EXERCISE INSTRUCTIONS:
Word for word, quote all of the material, omitting the pictures.

GIVEN RECORDS:
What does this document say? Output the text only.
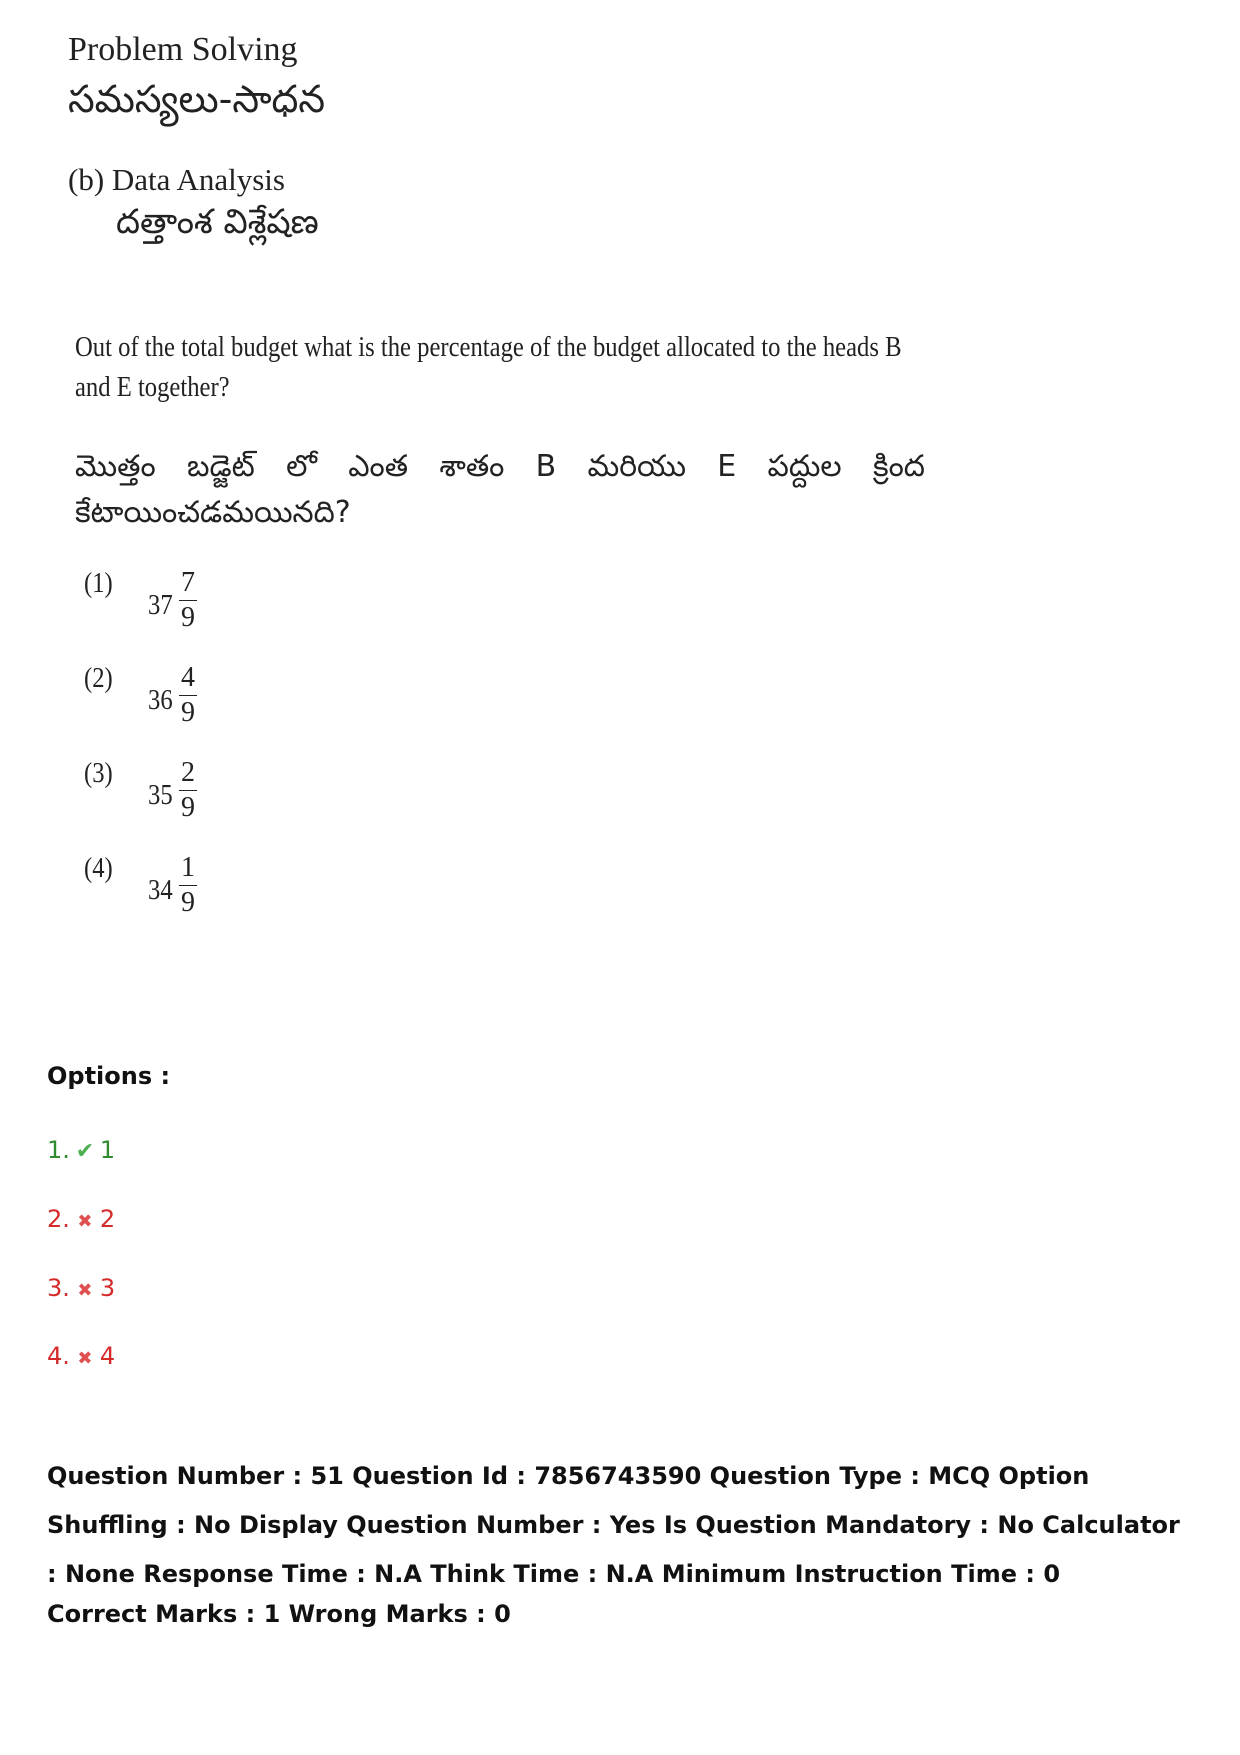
Problem Solving
సమస్యలు-సాధన
(b) Data Analysis
దత్తాంశ విశ్లేషణ
Out of the total budget what is the percentage of the budget allocated to the heads B and E together?
మొత్తం బడ్జెట్ లో ఎంత శాతం B మరియు E పద్దుల క్రింద కేటాయించడమయినది?
(1)
37
7
9
(2)
36
4
9
(3)
35
2
9
(4)
34
1
9
Options :
1. ✔ 1
2. ✖ 2
3. ✖ 3
4. ✖ 4
Question Number : 51 Question Id : 7856743590 Question Type : MCQ Option Shuffling : No Display Question Number : Yes Is Question Mandatory : No Calculator : None Response Time : N.A Think Time : N.A Minimum Instruction Time : 0
Correct Marks : 1 Wrong Marks : 0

TASK RESPONSE:
What does this document say? Output the text only.
Problem Solving
సమస్యలు-సాధన
(b) Data Analysis
దత్తాంశ విశ్లేషణ
Out of the total budget what is the percentage of the budget allocated to the heads B and E together?
మొత్తం బడ్జెట్ లో ఎంత శాతం B మరియు E పద్దుల క్రింద కేటాయించడమయినది?
(1)
37
7
9
(2)
36
4
9
(3)
35
2
9
(4)
34
1
9
Options :
1. ✔ 1
2. ✖ 2
3. ✖ 3
4. ✖ 4
Question Number : 51 Question Id : 7856743590 Question Type : MCQ Option Shuffling : No Display Question Number : Yes Is Question Mandatory : No Calculator : None Response Time : N.A Think Time : N.A Minimum Instruction Time : 0
Correct Marks : 1 Wrong Marks : 0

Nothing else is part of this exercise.